(Items from a figure collection)
========================================================================

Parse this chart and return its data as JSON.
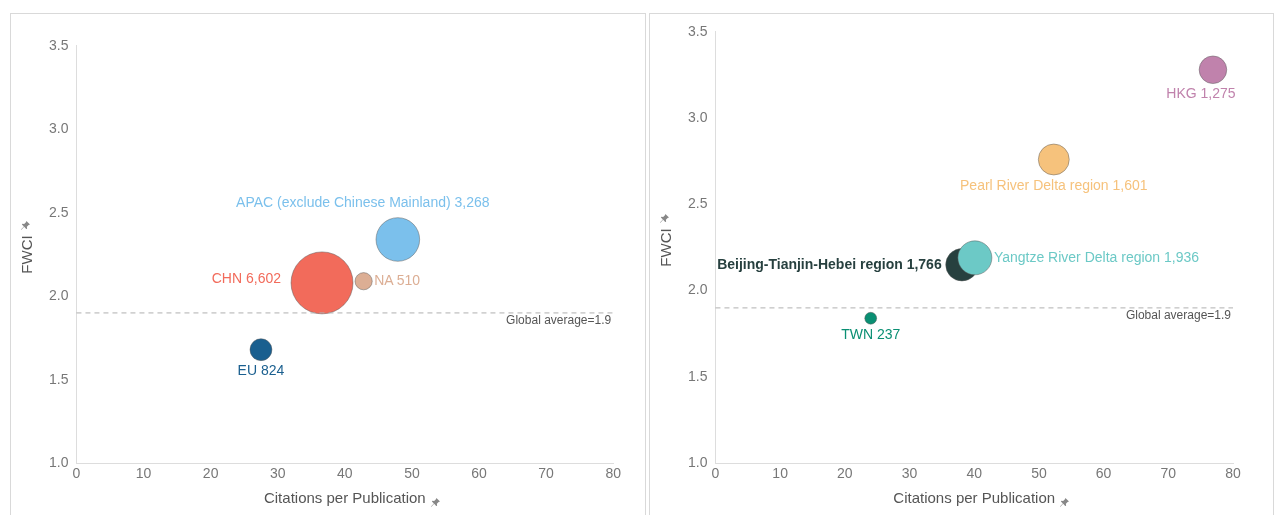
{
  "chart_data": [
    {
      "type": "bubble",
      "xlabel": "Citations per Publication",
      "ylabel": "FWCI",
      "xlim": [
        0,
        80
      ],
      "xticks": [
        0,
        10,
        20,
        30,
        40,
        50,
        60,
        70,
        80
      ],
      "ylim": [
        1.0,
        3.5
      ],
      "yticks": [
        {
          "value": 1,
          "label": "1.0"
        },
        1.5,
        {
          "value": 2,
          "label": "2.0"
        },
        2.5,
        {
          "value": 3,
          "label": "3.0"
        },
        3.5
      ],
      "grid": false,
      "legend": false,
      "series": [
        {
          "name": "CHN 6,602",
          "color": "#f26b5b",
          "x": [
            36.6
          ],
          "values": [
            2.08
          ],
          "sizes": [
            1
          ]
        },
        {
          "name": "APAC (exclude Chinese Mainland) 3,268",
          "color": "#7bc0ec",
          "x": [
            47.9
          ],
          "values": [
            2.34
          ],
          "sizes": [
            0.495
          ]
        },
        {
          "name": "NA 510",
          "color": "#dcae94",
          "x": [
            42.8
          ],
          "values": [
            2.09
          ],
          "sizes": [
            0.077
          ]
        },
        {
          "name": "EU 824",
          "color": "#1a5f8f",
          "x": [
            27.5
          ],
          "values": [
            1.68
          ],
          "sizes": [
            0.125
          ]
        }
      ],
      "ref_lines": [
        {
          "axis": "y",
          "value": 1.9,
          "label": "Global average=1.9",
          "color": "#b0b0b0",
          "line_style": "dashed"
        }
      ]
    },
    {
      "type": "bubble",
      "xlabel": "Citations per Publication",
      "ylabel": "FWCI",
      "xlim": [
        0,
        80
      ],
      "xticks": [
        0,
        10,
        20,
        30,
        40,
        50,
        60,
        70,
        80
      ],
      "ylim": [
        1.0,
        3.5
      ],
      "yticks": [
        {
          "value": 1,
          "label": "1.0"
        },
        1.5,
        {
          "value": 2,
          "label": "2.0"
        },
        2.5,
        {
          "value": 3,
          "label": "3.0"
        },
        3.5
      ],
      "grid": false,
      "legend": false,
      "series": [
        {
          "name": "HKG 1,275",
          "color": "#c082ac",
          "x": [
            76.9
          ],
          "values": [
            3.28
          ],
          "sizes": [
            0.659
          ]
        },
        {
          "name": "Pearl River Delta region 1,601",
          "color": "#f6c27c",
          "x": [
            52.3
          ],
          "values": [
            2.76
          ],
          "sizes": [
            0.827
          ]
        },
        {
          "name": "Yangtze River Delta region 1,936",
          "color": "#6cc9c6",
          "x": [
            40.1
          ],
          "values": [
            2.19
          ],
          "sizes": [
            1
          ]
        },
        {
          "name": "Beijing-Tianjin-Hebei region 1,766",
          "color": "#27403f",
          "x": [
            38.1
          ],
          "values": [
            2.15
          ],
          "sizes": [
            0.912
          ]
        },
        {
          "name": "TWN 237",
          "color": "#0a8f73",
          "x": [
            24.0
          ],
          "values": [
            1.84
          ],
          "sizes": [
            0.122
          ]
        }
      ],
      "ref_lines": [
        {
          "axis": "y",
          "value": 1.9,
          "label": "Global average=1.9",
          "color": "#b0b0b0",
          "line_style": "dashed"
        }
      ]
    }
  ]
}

========================================================================

*Exercise requirements*
Do not include images; quote all of the entries above exactly.

*Output of the task*
Parse this chart and return its data as JSON.
{
  "chart_data": [
    {
      "type": "bubble",
      "xlabel": "Citations per Publication",
      "ylabel": "FWCI",
      "xlim": [
        0,
        80
      ],
      "xticks": [
        0,
        10,
        20,
        30,
        40,
        50,
        60,
        70,
        80
      ],
      "ylim": [
        1.0,
        3.5
      ],
      "yticks": [
        {
          "value": 1,
          "label": "1.0"
        },
        1.5,
        {
          "value": 2,
          "label": "2.0"
        },
        2.5,
        {
          "value": 3,
          "label": "3.0"
        },
        3.5
      ],
      "grid": false,
      "legend": false,
      "series": [
        {
          "name": "CHN 6,602",
          "color": "#f26b5b",
          "x": [
            36.6
          ],
          "values": [
            2.08
          ],
          "sizes": [
            1
          ]
        },
        {
          "name": "APAC (exclude Chinese Mainland) 3,268",
          "color": "#7bc0ec",
          "x": [
            47.9
          ],
          "values": [
            2.34
          ],
          "sizes": [
            0.495
          ]
        },
        {
          "name": "NA 510",
          "color": "#dcae94",
          "x": [
            42.8
          ],
          "values": [
            2.09
          ],
          "sizes": [
            0.077
          ]
        },
        {
          "name": "EU 824",
          "color": "#1a5f8f",
          "x": [
            27.5
          ],
          "values": [
            1.68
          ],
          "sizes": [
            0.125
          ]
        }
      ],
      "ref_lines": [
        {
          "axis": "y",
          "value": 1.9,
          "label": "Global average=1.9",
          "color": "#b0b0b0",
          "line_style": "dashed"
        }
      ]
    },
    {
      "type": "bubble",
      "xlabel": "Citations per Publication",
      "ylabel": "FWCI",
      "xlim": [
        0,
        80
      ],
      "xticks": [
        0,
        10,
        20,
        30,
        40,
        50,
        60,
        70,
        80
      ],
      "ylim": [
        1.0,
        3.5
      ],
      "yticks": [
        {
          "value": 1,
          "label": "1.0"
        },
        1.5,
        {
          "value": 2,
          "label": "2.0"
        },
        2.5,
        {
          "value": 3,
          "label": "3.0"
        },
        3.5
      ],
      "grid": false,
      "legend": false,
      "series": [
        {
          "name": "HKG 1,275",
          "color": "#c082ac",
          "x": [
            76.9
          ],
          "values": [
            3.28
          ],
          "sizes": [
            0.659
          ]
        },
        {
          "name": "Pearl River Delta region 1,601",
          "color": "#f6c27c",
          "x": [
            52.3
          ],
          "values": [
            2.76
          ],
          "sizes": [
            0.827
          ]
        },
        {
          "name": "Yangtze River Delta region 1,936",
          "color": "#6cc9c6",
          "x": [
            40.1
          ],
          "values": [
            2.19
          ],
          "sizes": [
            1
          ]
        },
        {
          "name": "Beijing-Tianjin-Hebei region 1,766",
          "color": "#27403f",
          "x": [
            38.1
          ],
          "values": [
            2.15
          ],
          "sizes": [
            0.912
          ]
        },
        {
          "name": "TWN 237",
          "color": "#0a8f73",
          "x": [
            24.0
          ],
          "values": [
            1.84
          ],
          "sizes": [
            0.122
          ]
        }
      ],
      "ref_lines": [
        {
          "axis": "y",
          "value": 1.9,
          "label": "Global average=1.9",
          "color": "#b0b0b0",
          "line_style": "dashed"
        }
      ]
    }
  ]
}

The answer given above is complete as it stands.